> GOAL: Quote all entries in full, exactly.

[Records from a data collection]
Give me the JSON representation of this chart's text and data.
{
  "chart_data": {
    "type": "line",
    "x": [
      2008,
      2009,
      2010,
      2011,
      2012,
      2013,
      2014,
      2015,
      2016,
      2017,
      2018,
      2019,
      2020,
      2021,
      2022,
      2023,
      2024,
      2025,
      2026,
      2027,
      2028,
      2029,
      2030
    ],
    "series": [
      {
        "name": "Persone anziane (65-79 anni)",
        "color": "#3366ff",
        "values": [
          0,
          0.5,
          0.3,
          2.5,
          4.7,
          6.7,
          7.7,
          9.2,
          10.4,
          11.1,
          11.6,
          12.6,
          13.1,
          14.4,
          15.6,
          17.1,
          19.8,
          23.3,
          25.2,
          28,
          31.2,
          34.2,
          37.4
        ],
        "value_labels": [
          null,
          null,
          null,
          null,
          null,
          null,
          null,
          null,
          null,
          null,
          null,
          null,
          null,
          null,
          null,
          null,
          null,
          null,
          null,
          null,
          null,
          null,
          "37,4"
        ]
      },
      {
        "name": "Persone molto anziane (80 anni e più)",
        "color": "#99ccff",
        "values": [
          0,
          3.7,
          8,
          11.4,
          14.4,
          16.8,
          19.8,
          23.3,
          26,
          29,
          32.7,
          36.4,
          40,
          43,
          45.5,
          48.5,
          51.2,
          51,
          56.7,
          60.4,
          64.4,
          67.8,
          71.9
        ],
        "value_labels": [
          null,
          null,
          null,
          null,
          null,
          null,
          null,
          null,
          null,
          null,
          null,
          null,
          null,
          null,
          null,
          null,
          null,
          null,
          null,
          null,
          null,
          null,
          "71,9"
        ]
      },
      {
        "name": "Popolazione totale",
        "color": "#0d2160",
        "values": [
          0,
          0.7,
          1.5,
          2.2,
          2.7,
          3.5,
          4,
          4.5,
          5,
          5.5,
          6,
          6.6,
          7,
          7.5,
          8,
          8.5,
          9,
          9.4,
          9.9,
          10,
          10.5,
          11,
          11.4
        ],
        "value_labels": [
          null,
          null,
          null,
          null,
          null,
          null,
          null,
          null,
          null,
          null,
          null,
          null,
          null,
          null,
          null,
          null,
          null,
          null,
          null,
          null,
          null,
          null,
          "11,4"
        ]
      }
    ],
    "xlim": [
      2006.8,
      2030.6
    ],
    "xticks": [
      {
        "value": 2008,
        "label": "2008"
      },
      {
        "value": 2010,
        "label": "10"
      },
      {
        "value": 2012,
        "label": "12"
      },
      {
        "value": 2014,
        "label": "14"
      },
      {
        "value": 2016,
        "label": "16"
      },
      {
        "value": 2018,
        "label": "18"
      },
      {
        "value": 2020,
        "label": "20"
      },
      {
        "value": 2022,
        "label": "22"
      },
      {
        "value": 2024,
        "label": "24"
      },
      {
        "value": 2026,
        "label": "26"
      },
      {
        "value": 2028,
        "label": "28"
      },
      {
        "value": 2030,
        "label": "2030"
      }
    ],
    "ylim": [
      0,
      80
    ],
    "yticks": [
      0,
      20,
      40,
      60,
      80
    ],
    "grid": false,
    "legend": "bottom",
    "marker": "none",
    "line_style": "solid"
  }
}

> CORRECT RESPONSE:
Give me the JSON representation of this chart's text and data.
{
  "chart_data": {
    "type": "line",
    "x": [
      2008,
      2009,
      2010,
      2011,
      2012,
      2013,
      2014,
      2015,
      2016,
      2017,
      2018,
      2019,
      2020,
      2021,
      2022,
      2023,
      2024,
      2025,
      2026,
      2027,
      2028,
      2029,
      2030
    ],
    "series": [
      {
        "name": "Persone anziane (65-79 anni)",
        "color": "#3366ff",
        "values": [
          0,
          0.5,
          0.3,
          2.5,
          4.7,
          6.7,
          7.7,
          9.2,
          10.4,
          11.1,
          11.6,
          12.6,
          13.1,
          14.4,
          15.6,
          17.1,
          19.8,
          23.3,
          25.2,
          28,
          31.2,
          34.2,
          37.4
        ],
        "value_labels": [
          null,
          null,
          null,
          null,
          null,
          null,
          null,
          null,
          null,
          null,
          null,
          null,
          null,
          null,
          null,
          null,
          null,
          null,
          null,
          null,
          null,
          null,
          "37,4"
        ]
      },
      {
        "name": "Persone molto anziane (80 anni e più)",
        "color": "#99ccff",
        "values": [
          0,
          3.7,
          8,
          11.4,
          14.4,
          16.8,
          19.8,
          23.3,
          26,
          29,
          32.7,
          36.4,
          40,
          43,
          45.5,
          48.5,
          51.2,
          51,
          56.7,
          60.4,
          64.4,
          67.8,
          71.9
        ],
        "value_labels": [
          null,
          null,
          null,
          null,
          null,
          null,
          null,
          null,
          null,
          null,
          null,
          null,
          null,
          null,
          null,
          null,
          null,
          null,
          null,
          null,
          null,
          null,
          "71,9"
        ]
      },
      {
        "name": "Popolazione totale",
        "color": "#0d2160",
        "values": [
          0,
          0.7,
          1.5,
          2.2,
          2.7,
          3.5,
          4,
          4.5,
          5,
          5.5,
          6,
          6.6,
          7,
          7.5,
          8,
          8.5,
          9,
          9.4,
          9.9,
          10,
          10.5,
          11,
          11.4
        ],
        "value_labels": [
          null,
          null,
          null,
          null,
          null,
          null,
          null,
          null,
          null,
          null,
          null,
          null,
          null,
          null,
          null,
          null,
          null,
          null,
          null,
          null,
          null,
          null,
          "11,4"
        ]
      }
    ],
    "xlim": [
      2006.8,
      2030.6
    ],
    "xticks": [
      {
        "value": 2008,
        "label": "2008"
      },
      {
        "value": 2010,
        "label": "10"
      },
      {
        "value": 2012,
        "label": "12"
      },
      {
        "value": 2014,
        "label": "14"
      },
      {
        "value": 2016,
        "label": "16"
      },
      {
        "value": 2018,
        "label": "18"
      },
      {
        "value": 2020,
        "label": "20"
      },
      {
        "value": 2022,
        "label": "22"
      },
      {
        "value": 2024,
        "label": "24"
      },
      {
        "value": 2026,
        "label": "26"
      },
      {
        "value": 2028,
        "label": "28"
      },
      {
        "value": 2030,
        "label": "2030"
      }
    ],
    "ylim": [
      0,
      80
    ],
    "yticks": [
      0,
      20,
      40,
      60,
      80
    ],
    "grid": false,
    "legend": "bottom",
    "marker": "none",
    "line_style": "solid"
  }
}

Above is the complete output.